* [Data records]
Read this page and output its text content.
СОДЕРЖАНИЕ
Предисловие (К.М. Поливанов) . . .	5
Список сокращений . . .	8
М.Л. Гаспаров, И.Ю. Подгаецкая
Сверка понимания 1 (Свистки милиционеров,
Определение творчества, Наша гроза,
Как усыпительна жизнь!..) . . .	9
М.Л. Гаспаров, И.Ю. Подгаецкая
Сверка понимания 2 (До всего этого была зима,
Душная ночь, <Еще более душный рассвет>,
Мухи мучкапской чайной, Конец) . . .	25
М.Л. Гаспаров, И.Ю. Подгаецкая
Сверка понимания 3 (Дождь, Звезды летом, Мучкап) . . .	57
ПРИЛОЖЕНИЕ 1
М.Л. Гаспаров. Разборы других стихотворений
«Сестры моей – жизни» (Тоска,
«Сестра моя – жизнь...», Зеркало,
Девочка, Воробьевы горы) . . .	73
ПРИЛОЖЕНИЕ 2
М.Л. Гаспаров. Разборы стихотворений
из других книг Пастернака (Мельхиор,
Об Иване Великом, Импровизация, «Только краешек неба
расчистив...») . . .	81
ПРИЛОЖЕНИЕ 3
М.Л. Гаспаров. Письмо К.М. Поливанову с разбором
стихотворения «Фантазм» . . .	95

* [Exercise]
Please restate the data word for word, every record included.

* [Written answer]
Read this page and output its text content.
СОДЕРЖАНИЕ
Предисловие (К.М. Поливанов) . . .	5
Список сокращений . . .	8
М.Л. Гаспаров, И.Ю. Подгаецкая
Сверка понимания 1 (Свистки милиционеров,
Определение творчества, Наша гроза,
Как усыпительна жизнь!..) . . .	9
М.Л. Гаспаров, И.Ю. Подгаецкая
Сверка понимания 2 (До всего этого была зима,
Душная ночь, <Еще более душный рассвет>,
Мухи мучкапской чайной, Конец) . . .	25
М.Л. Гаспаров, И.Ю. Подгаецкая
Сверка понимания 3 (Дождь, Звезды летом, Мучкап) . . .	57
ПРИЛОЖЕНИЕ 1
М.Л. Гаспаров. Разборы других стихотворений
«Сестры моей – жизни» (Тоска,
«Сестра моя – жизнь...», Зеркало,
Девочка, Воробьевы горы) . . .	73
ПРИЛОЖЕНИЕ 2
М.Л. Гаспаров. Разборы стихотворений
из других книг Пастернака (Мельхиор,
Об Иване Великом, Импровизация, «Только краешек неба
расчистив...») . . .	81
ПРИЛОЖЕНИЕ 3
М.Л. Гаспаров. Письмо К.М. Поливанову с разбором
стихотворения «Фантазм» . . .	95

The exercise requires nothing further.